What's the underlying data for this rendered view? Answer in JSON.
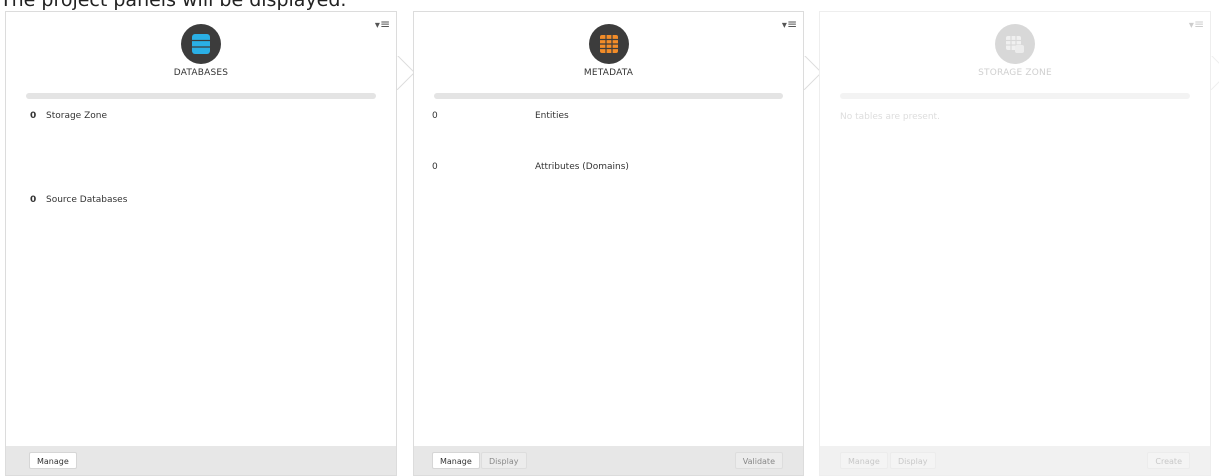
{
  "caption": "The project panels will be displayed.",
  "panels": {
    "databases": {
      "title": "DATABASES",
      "icon": "database-icon",
      "icon_color": "#2ab0e6",
      "rows": [
        {
          "count": "0",
          "label": "Storage Zone"
        },
        {
          "count": "0",
          "label": "Source Databases"
        }
      ],
      "buttons": {
        "manage": "Manage"
      }
    },
    "metadata": {
      "title": "METADATA",
      "icon": "table-grid-icon",
      "icon_color": "#f28c28",
      "rows": [
        {
          "count": "0",
          "label": "Entities"
        },
        {
          "count": "0",
          "label": "Attributes (Domains)"
        }
      ],
      "buttons": {
        "manage": "Manage",
        "display": "Display",
        "validate": "Validate"
      }
    },
    "storage_zone": {
      "title": "STORAGE ZONE",
      "icon": "storage-zone-icon",
      "icon_color": "#9a9a9a",
      "empty_text": "No tables are present.",
      "buttons": {
        "manage": "Manage",
        "display": "Display",
        "create": "Create"
      }
    }
  },
  "menu_icon": "dropdown-menu-icon",
  "colors": {
    "icon_circle": "#3c3c3c",
    "footer": "#e7e7e7",
    "progress_track": "#e4e4e4"
  }
}
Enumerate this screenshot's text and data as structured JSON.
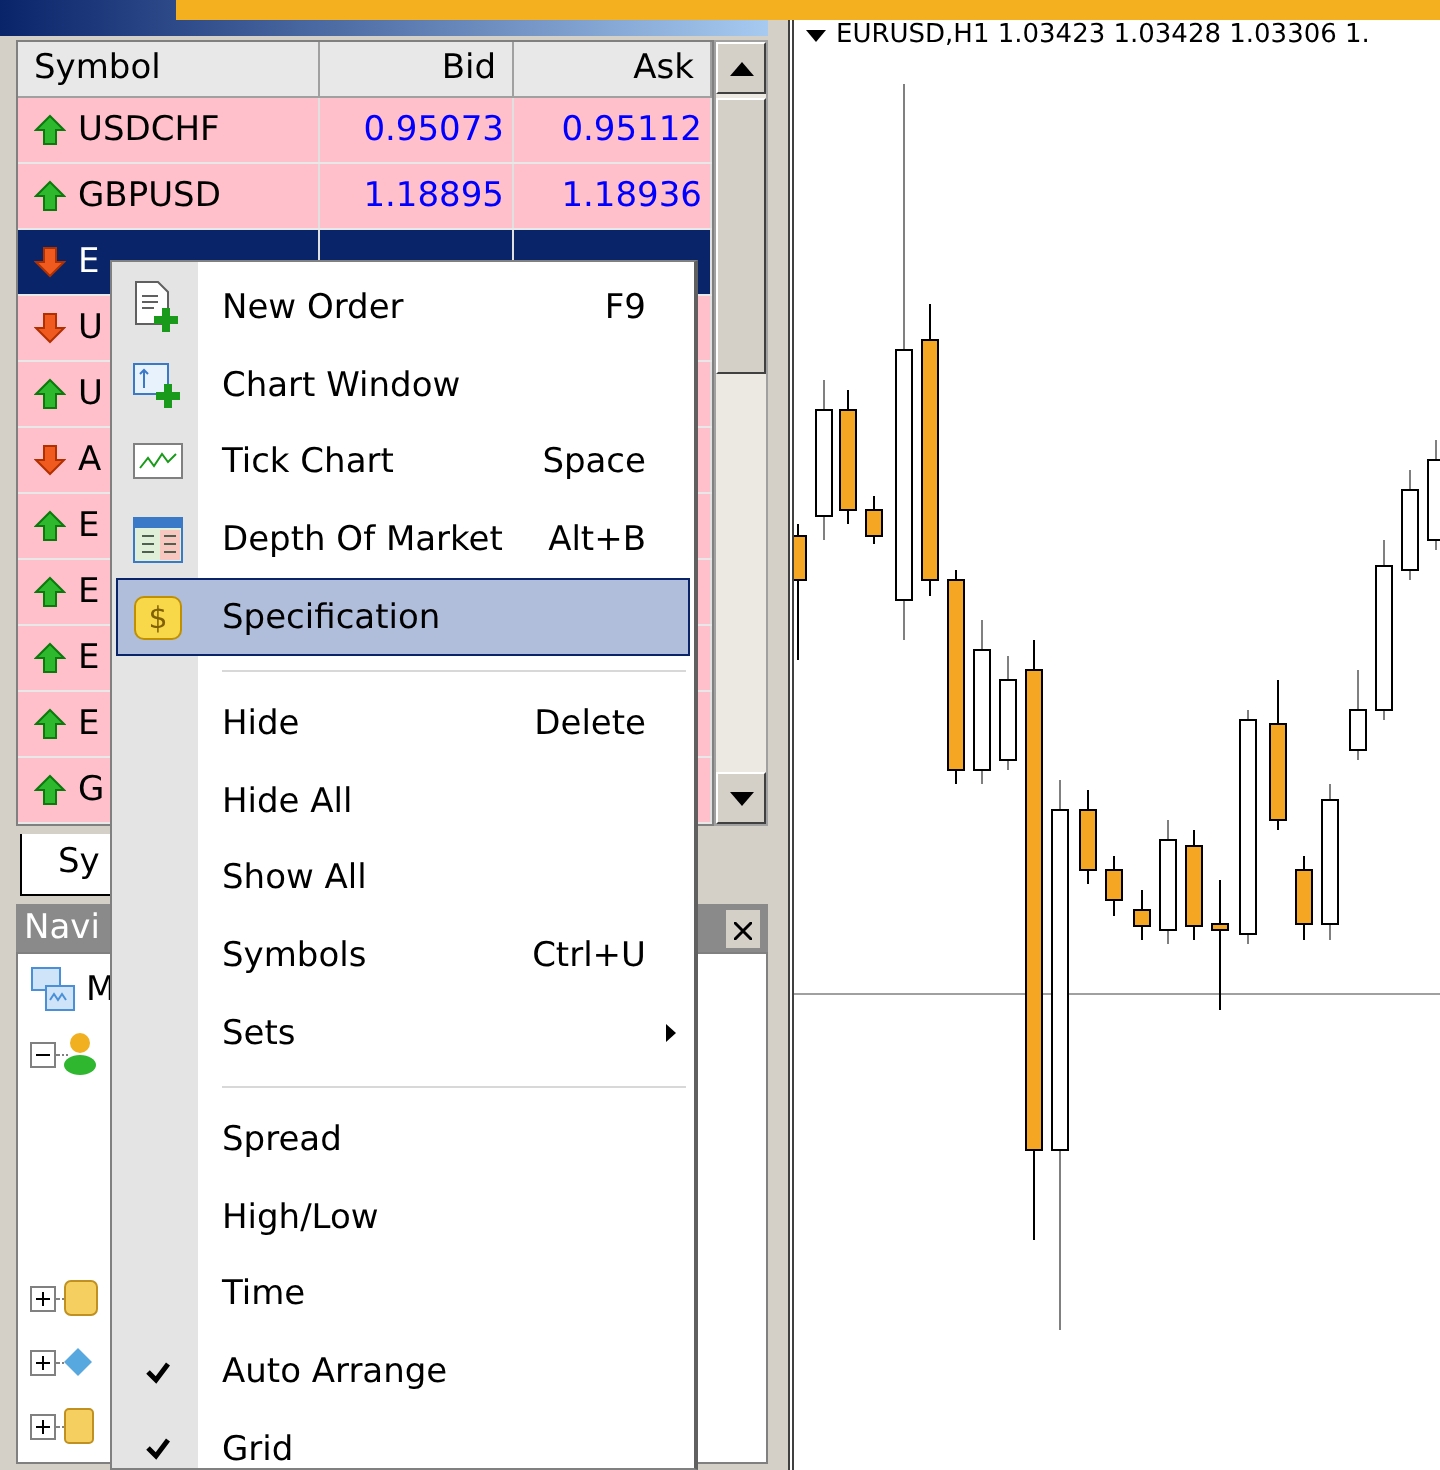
{
  "market_watch": {
    "columns": [
      "Symbol",
      "Bid",
      "Ask"
    ],
    "rows": [
      {
        "symbol": "USDCHF",
        "bid": "0.95073",
        "ask": "0.95112",
        "rising": true,
        "selected": false
      },
      {
        "symbol": "GBPUSD",
        "bid": "1.18895",
        "ask": "1.18936",
        "rising": true,
        "selected": false
      },
      {
        "symbol": "E",
        "rising": false,
        "selected": true
      },
      {
        "symbol": "U",
        "rising": false,
        "selected": false
      },
      {
        "symbol": "U",
        "rising": true,
        "selected": false
      },
      {
        "symbol": "A",
        "rising": false,
        "selected": false
      },
      {
        "symbol": "E",
        "rising": true,
        "selected": false
      },
      {
        "symbol": "E",
        "rising": true,
        "selected": false
      },
      {
        "symbol": "E",
        "rising": true,
        "selected": false
      },
      {
        "symbol": "E",
        "rising": true,
        "selected": false
      },
      {
        "symbol": "G",
        "rising": true,
        "selected": false
      }
    ],
    "tabs": [
      {
        "label": "Sy",
        "selected": true
      }
    ]
  },
  "navigator": {
    "title": "Navi",
    "tree": [
      {
        "label": "M",
        "children": [
          {
            "expanded": true
          },
          {
            "expanded": false
          },
          {
            "expanded": false
          },
          {
            "expanded": false
          }
        ]
      }
    ]
  },
  "chart": {
    "header": "EURUSD,H1  1.03423 1.03428 1.03306 1."
  },
  "context_menu": {
    "groups": [
      [
        {
          "label": "New Order",
          "shortcut": "F9",
          "checked": false,
          "submenu": false,
          "selected": false
        },
        {
          "label": "Chart Window",
          "checked": false,
          "submenu": false,
          "selected": false
        },
        {
          "label": "Tick Chart",
          "shortcut": "Space",
          "checked": false,
          "submenu": false,
          "selected": false
        },
        {
          "label": "Depth Of Market",
          "shortcut": "Alt+B",
          "checked": false,
          "submenu": false,
          "selected": false
        },
        {
          "label": "Specification",
          "icon_glyph": "$",
          "checked": false,
          "submenu": false,
          "selected": true
        }
      ],
      [
        {
          "label": "Hide",
          "shortcut": "Delete",
          "checked": false,
          "submenu": false,
          "selected": false
        },
        {
          "label": "Hide All",
          "checked": false,
          "submenu": false,
          "selected": false
        },
        {
          "label": "Show All",
          "checked": false,
          "submenu": false,
          "selected": false
        },
        {
          "label": "Symbols",
          "shortcut": "Ctrl+U",
          "checked": false,
          "submenu": false,
          "selected": false
        },
        {
          "label": "Sets",
          "checked": false,
          "submenu": true,
          "selected": false
        }
      ],
      [
        {
          "label": "Spread",
          "checked": false,
          "submenu": false,
          "selected": false
        },
        {
          "label": "High/Low",
          "checked": false,
          "submenu": false,
          "selected": false
        },
        {
          "label": "Time",
          "checked": false,
          "submenu": false,
          "selected": false
        },
        {
          "label": "Auto Arrange",
          "checked": true,
          "submenu": false,
          "selected": false
        },
        {
          "label": "Grid",
          "checked": true,
          "submenu": false,
          "selected": false
        }
      ]
    ]
  }
}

#### Set exercise
Every entry above should be duplicated exactly. Do not include the images.

#### Full solution
What's the underlying data for this rendered view? Answer in JSON.
{
  "caption": "The project panels will be displayed.",
  "panels": {
    "databases": {
      "title": "DATABASES",
      "icon": "database-icon",
      "icon_color": "#2ab0e6",
      "rows": [
        {
          "count": "0",
          "label": "Storage Zone"
        },
        {
          "count": "0",
          "label": "Source Databases"
        }
      ],
      "buttons": {
        "manage": "Manage"
      }
    },
    "metadata": {
      "title": "METADATA",
      "icon": "table-grid-icon",
      "icon_color": "#f28c28",
      "rows": [
        {
          "count": "0",
          "label": "Entities"
        },
        {
          "count": "0",
          "label": "Attributes (Domains)"
        }
      ],
      "buttons": {
        "manage": "Manage",
        "display": "Display",
        "validate": "Validate"
      }
    },
    "storage_zone": {
      "title": "STORAGE ZONE",
      "icon": "storage-zone-icon",
      "icon_color": "#9a9a9a",
      "empty_text": "No tables are present.",
      "buttons": {
        "manage": "Manage",
        "display": "Display",
        "create": "Create"
      }
    }
  },
  "menu_icon": "dropdown-menu-icon",
  "colors": {
    "icon_circle": "#3c3c3c",
    "footer": "#e7e7e7",
    "progress_track": "#e4e4e4"
  }
}
Enumerate this screenshot's text and data as structured JSON.
{
  "market_watch": {
    "columns": [
      "Symbol",
      "Bid",
      "Ask"
    ],
    "rows": [
      {
        "symbol": "USDCHF",
        "bid": "0.95073",
        "ask": "0.95112",
        "rising": true,
        "selected": false
      },
      {
        "symbol": "GBPUSD",
        "bid": "1.18895",
        "ask": "1.18936",
        "rising": true,
        "selected": false
      },
      {
        "symbol": "E",
        "rising": false,
        "selected": true
      },
      {
        "symbol": "U",
        "rising": false,
        "selected": false
      },
      {
        "symbol": "U",
        "rising": true,
        "selected": false
      },
      {
        "symbol": "A",
        "rising": false,
        "selected": false
      },
      {
        "symbol": "E",
        "rising": true,
        "selected": false
      },
      {
        "symbol": "E",
        "rising": true,
        "selected": false
      },
      {
        "symbol": "E",
        "rising": true,
        "selected": false
      },
      {
        "symbol": "E",
        "rising": true,
        "selected": false
      },
      {
        "symbol": "G",
        "rising": true,
        "selected": false
      }
    ],
    "tabs": [
      {
        "label": "Sy",
        "selected": true
      }
    ]
  },
  "navigator": {
    "title": "Navi",
    "tree": [
      {
        "label": "M",
        "children": [
          {
            "expanded": true
          },
          {
            "expanded": false
          },
          {
            "expanded": false
          },
          {
            "expanded": false
          }
        ]
      }
    ]
  },
  "chart": {
    "header": "EURUSD,H1  1.03423 1.03428 1.03306 1."
  },
  "context_menu": {
    "groups": [
      [
        {
          "label": "New Order",
          "shortcut": "F9",
          "checked": false,
          "submenu": false,
          "selected": false
        },
        {
          "label": "Chart Window",
          "checked": false,
          "submenu": false,
          "selected": false
        },
        {
          "label": "Tick Chart",
          "shortcut": "Space",
          "checked": false,
          "submenu": false,
          "selected": false
        },
        {
          "label": "Depth Of Market",
          "shortcut": "Alt+B",
          "checked": false,
          "submenu": false,
          "selected": false
        },
        {
          "label": "Specification",
          "icon_glyph": "$",
          "checked": false,
          "submenu": false,
          "selected": true
        }
      ],
      [
        {
          "label": "Hide",
          "shortcut": "Delete",
          "checked": false,
          "submenu": false,
          "selected": false
        },
        {
          "label": "Hide All",
          "checked": false,
          "submenu": false,
          "selected": false
        },
        {
          "label": "Show All",
          "checked": false,
          "submenu": false,
          "selected": false
        },
        {
          "label": "Symbols",
          "shortcut": "Ctrl+U",
          "checked": false,
          "submenu": false,
          "selected": false
        },
        {
          "label": "Sets",
          "checked": false,
          "submenu": true,
          "selected": false
        }
      ],
      [
        {
          "label": "Spread",
          "checked": false,
          "submenu": false,
          "selected": false
        },
        {
          "label": "High/Low",
          "checked": false,
          "submenu": false,
          "selected": false
        },
        {
          "label": "Time",
          "checked": false,
          "submenu": false,
          "selected": false
        },
        {
          "label": "Auto Arrange",
          "checked": true,
          "submenu": false,
          "selected": false
        },
        {
          "label": "Grid",
          "checked": true,
          "submenu": false,
          "selected": false
        }
      ]
    ]
  }
}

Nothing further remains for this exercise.